**Requirements:** Pull out every line below that contains the word "content".

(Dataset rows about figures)
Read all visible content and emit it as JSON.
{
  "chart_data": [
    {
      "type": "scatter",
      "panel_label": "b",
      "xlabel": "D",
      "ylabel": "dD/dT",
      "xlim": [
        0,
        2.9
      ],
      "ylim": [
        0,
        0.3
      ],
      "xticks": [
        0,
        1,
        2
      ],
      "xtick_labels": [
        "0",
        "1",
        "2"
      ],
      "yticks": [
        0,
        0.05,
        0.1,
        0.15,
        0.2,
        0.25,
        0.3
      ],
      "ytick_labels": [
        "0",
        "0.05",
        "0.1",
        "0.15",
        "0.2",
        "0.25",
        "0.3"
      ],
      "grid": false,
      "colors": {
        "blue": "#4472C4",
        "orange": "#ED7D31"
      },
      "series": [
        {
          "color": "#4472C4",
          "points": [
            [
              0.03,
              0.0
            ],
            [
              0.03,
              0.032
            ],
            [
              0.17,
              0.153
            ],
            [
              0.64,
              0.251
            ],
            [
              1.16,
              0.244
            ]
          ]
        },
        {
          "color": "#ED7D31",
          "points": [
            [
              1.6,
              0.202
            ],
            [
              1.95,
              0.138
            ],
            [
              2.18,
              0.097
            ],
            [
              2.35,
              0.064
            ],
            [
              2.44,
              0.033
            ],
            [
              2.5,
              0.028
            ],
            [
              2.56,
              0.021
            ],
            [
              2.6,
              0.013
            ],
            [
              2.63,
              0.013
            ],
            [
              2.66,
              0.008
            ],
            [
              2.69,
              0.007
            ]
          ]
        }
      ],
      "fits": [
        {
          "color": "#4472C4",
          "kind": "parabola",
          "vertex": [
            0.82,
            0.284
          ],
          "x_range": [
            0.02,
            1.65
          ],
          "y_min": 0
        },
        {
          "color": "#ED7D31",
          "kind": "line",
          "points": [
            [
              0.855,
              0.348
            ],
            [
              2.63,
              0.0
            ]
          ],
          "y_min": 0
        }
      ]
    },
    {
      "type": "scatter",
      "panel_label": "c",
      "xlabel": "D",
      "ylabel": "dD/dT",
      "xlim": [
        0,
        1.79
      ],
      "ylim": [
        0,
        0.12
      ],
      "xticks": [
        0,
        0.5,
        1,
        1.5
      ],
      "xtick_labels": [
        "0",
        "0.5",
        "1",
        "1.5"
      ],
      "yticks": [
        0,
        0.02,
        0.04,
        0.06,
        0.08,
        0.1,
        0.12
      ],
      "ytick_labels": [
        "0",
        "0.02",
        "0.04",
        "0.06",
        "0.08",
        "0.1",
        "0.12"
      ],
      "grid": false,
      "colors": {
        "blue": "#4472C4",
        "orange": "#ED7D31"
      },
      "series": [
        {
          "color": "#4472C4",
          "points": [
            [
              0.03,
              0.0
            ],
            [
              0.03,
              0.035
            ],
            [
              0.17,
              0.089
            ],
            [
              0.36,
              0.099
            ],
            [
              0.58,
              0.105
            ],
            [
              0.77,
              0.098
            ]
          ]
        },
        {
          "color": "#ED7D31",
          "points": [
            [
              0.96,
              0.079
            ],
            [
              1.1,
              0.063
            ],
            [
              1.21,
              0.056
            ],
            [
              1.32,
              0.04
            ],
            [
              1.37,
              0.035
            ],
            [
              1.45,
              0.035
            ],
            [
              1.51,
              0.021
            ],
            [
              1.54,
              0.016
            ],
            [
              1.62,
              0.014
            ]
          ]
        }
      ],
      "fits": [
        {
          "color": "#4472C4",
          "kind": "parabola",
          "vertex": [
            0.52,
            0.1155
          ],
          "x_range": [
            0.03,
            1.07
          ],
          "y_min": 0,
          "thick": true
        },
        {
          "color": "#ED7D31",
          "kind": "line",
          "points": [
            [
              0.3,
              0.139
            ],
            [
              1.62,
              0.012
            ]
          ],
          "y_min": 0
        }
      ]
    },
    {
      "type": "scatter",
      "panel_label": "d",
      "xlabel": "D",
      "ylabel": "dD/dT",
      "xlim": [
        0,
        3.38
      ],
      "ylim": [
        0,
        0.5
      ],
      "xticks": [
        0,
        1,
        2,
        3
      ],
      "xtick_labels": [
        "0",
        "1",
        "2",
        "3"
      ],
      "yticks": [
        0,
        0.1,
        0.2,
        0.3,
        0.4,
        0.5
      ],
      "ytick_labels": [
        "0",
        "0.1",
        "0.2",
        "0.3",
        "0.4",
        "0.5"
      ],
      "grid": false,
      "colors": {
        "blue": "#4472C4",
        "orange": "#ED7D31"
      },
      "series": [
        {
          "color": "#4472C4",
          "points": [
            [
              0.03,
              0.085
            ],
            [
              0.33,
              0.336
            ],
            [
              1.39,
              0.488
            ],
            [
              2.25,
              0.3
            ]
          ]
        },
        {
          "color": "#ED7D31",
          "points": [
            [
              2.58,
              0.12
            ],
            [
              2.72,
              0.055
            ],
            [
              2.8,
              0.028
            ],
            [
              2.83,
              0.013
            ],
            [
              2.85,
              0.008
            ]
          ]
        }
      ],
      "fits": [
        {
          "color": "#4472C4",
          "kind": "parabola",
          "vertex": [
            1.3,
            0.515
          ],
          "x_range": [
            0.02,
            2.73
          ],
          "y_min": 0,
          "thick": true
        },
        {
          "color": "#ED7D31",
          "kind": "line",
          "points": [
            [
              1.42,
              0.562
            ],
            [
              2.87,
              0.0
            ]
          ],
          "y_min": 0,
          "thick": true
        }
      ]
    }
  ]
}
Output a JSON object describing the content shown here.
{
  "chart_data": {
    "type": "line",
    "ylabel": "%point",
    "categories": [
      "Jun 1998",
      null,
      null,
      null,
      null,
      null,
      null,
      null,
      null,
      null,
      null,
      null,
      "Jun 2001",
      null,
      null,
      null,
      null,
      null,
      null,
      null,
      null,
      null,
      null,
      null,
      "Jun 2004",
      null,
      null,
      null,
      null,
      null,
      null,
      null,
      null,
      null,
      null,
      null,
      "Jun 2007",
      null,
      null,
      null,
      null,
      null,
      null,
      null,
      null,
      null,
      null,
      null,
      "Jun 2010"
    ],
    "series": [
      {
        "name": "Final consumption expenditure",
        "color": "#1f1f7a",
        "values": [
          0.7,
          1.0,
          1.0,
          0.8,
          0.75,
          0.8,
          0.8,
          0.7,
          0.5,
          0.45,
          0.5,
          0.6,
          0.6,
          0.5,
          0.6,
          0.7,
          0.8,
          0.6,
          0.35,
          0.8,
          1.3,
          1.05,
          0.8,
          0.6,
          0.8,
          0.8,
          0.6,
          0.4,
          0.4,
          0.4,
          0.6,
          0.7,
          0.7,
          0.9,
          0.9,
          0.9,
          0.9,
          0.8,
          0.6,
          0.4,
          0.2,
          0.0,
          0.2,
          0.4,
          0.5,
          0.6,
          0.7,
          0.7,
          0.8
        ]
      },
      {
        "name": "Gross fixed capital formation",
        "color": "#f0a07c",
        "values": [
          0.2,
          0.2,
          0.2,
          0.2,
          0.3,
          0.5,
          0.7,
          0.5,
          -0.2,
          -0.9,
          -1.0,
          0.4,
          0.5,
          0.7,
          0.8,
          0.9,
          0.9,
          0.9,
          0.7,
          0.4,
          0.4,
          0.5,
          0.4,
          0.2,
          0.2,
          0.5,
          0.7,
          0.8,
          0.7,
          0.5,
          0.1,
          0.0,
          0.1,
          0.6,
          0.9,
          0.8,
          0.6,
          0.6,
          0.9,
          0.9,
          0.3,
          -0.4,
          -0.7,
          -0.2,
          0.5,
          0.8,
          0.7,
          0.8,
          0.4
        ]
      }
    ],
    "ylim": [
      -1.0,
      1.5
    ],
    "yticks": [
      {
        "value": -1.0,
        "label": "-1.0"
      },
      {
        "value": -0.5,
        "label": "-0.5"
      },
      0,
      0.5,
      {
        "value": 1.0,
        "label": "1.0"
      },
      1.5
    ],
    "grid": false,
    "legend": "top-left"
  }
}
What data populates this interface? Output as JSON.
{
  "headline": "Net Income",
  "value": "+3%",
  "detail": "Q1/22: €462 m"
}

**Full output:**
Read all visible content and emit it as JSON.
Output a JSON object describing the content shown here.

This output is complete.